§ ИСХОДНЫЙ ТЕКСТ:
>>>

Л. И. Анцыферова показала глубокое знание трудов Валлона: от первой монографии «Безудержный ребенок» до его последних статей того времени. Она творчески подошла к основному требованию редакции журнала «Вопросы психологии». На материале критических работ Валлона, посвященных методологии позитивизма, экзистенциализма, механицизма и т. д., она выявила его понимание диалектического материализма в качестве метода психологии и его марксистские взгляды.

Совершенный Анцыферовой анализ статьи Валлона об учении И. П. Павлова и психологии тоже оригинален, несмотря на существующие тогда догмы. В отличие от некоторых французских интерпретаторов Валлона (Galifret, 1979), которые считали, что он писал о И. П. Павлове по политическому заказу, Л. И. Анцыферова доказала, что Валлон не только хорошо понимал психологические идеи И. П. Павлова, но и оригинальным способом интерпретировал их.

<<<

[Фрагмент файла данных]
>>>

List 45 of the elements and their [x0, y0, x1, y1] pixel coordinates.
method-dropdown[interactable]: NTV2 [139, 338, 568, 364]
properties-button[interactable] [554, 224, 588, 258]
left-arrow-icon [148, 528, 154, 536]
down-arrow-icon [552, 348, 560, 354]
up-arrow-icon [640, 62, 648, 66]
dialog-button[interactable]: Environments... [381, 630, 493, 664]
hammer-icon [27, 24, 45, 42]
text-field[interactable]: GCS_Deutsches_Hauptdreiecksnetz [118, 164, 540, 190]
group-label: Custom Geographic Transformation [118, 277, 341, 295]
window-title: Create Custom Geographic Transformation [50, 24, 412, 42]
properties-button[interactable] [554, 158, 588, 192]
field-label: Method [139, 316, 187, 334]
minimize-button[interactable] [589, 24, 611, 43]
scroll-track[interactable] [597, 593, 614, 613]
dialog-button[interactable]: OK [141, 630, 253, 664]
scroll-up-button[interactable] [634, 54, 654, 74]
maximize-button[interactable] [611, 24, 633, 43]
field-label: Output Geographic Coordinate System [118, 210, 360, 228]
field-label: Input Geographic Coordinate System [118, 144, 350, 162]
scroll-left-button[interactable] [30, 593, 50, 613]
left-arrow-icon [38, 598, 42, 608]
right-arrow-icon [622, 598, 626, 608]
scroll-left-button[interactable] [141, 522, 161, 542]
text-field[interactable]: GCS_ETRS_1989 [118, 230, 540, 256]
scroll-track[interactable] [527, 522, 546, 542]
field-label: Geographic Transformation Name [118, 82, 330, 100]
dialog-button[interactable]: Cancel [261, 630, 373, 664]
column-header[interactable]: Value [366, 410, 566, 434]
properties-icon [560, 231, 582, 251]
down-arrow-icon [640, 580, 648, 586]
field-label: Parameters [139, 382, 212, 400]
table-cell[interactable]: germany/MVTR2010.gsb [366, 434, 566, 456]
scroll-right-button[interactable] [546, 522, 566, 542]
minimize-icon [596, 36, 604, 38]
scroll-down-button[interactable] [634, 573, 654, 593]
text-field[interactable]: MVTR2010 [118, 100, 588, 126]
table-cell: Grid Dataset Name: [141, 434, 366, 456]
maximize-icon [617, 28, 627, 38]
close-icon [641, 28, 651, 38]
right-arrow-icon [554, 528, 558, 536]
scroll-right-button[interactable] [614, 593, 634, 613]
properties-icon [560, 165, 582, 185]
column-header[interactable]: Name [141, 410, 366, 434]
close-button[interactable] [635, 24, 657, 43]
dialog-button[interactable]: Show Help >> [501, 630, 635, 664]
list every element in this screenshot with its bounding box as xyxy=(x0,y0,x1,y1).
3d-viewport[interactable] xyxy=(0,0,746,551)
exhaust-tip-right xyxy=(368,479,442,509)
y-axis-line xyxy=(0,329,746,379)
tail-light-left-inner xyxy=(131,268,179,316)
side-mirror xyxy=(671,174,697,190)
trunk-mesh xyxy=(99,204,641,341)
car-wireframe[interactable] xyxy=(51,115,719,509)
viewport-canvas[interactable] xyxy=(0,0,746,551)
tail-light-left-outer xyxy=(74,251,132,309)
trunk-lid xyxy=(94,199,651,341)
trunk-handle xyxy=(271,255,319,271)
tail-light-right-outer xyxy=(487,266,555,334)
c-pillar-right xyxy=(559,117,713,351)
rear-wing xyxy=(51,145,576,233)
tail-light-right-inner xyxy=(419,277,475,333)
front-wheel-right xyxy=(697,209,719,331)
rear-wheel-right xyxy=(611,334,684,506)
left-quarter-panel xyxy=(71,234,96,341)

<<<

§ ЗАДАНИЕ 1:
Ответьте на вопросы по тексту об Анцыферовой и Валлоне.
(a) Какая монография Валлона названа в тексте первой?
(b) Требованию редакции какого журнала творчески последовала Анцыферова?
(c) Как, по мнению некоторых французских толкователей Валлона, появились его работы о И. П. Павлове?
§ ЗАДАНИЕ 2:
Согласуются ли с текстом об Анцыферовой и Валлоне следующие утверждения? На каждое ответьте «да» или «нет» и приведите решающие слова текста.
(a) Анцыферова опиралась только на ранние труды Валлона.
(b) Среди работ Валлона были критические работы о методологии позитивизма и экзистенциализма.
(c) Анцыферова доказала, что Валлон по-своему, оригинально толковал идеи И. П. Павлова.
§ ЗАДАНИЕ 3: Продолжите текст об Анцыферовой и Валлоне, начав сразу после его последнего предложения.

§ ОТВЕТ 1:
(a) «Безудержный ребенок».
(b) «Вопросы психологии».
(c) Он писал о И. П. Павлове по политическому заказу.

§ ОТВЕТ 2:
(a) Нет: «до его последних статей того времени».
(b) Да: «критических работ Валлона, посвященных методологии позитивизма, экзистенциализма, механицизма».
(c) Да: «но и оригинальным способом интерпретировал их».

§ ОТВЕТ 3:
В этой первой своей статье о Валлоне она систематизировала его конкретный вклад в психологию – онтогенетическое исследование мышления, эмоций, действий ребенка, его личностного развития. На данном этапе самый существенный результат ее анализа концепции Валлона содержался в выводе: «А. Валлон создал концепцию, которую можно назвать „психологией действенности“. В ее основу он кладет взгляд на человека как на активное существо, находящееся в постоянном взаимодействии с окружающей средой и являющееся не только объектом, но и субъектом действия» (Анцыферова, 1955, с. 95). Таким образом, в сжатом виде ей удалось представить самую суть психологических взглядов Валлона.

Несмотря на пояснения, Валлон высоко оценил статью Л. И. Анцыферовой, написав в редакцию журнала «Вопросы психологии», что ее статья вызывает в нем чувство гордости (Валлон, 1956б, с. 92). Он хорошо понял исключительную способность Л. И. Анцыферовой вникнуть в суть его взглядов.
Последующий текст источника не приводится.